A run of records
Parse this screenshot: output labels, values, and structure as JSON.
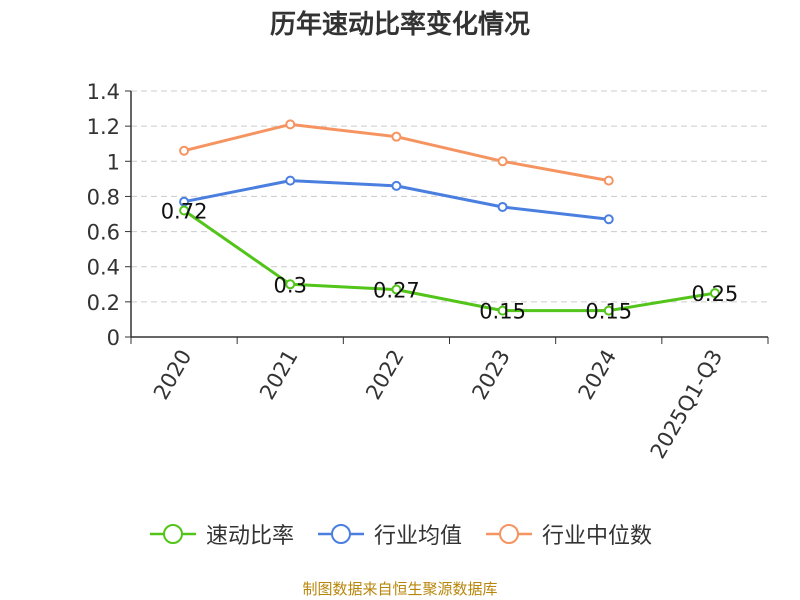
{
  "chart_data": {
    "type": "line",
    "title": "历年速动比率变化情况",
    "categories": [
      "2020",
      "2021",
      "2022",
      "2023",
      "2024",
      "2025Q1-Q3"
    ],
    "series": [
      {
        "name": "速动比率",
        "color": "#52c41a",
        "values": [
          0.72,
          0.3,
          0.27,
          0.15,
          0.15,
          0.25
        ],
        "labels": [
          "0.72",
          "0.3",
          "0.27",
          "0.15",
          "0.15",
          "0.25"
        ]
      },
      {
        "name": "行业均值",
        "color": "#4a7fe0",
        "values": [
          0.77,
          0.89,
          0.86,
          0.74,
          0.67,
          null
        ]
      },
      {
        "name": "行业中位数",
        "color": "#f59461",
        "values": [
          1.06,
          1.21,
          1.14,
          1.0,
          0.89,
          null
        ]
      }
    ],
    "yticks": [
      "0",
      "0.2",
      "0.4",
      "0.6",
      "0.8",
      "1",
      "1.2",
      "1.4"
    ],
    "ylim": [
      0,
      1.4
    ],
    "grid": true,
    "legend_position": "bottom"
  },
  "footer": {
    "source": "制图数据来自恒生聚源数据库",
    "source_color": "#b8860b"
  }
}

**PROMPT**
Only the number is wanted: how many lines of the data contain the word "labels"?

**RESPONSE TO THIS TASK**
2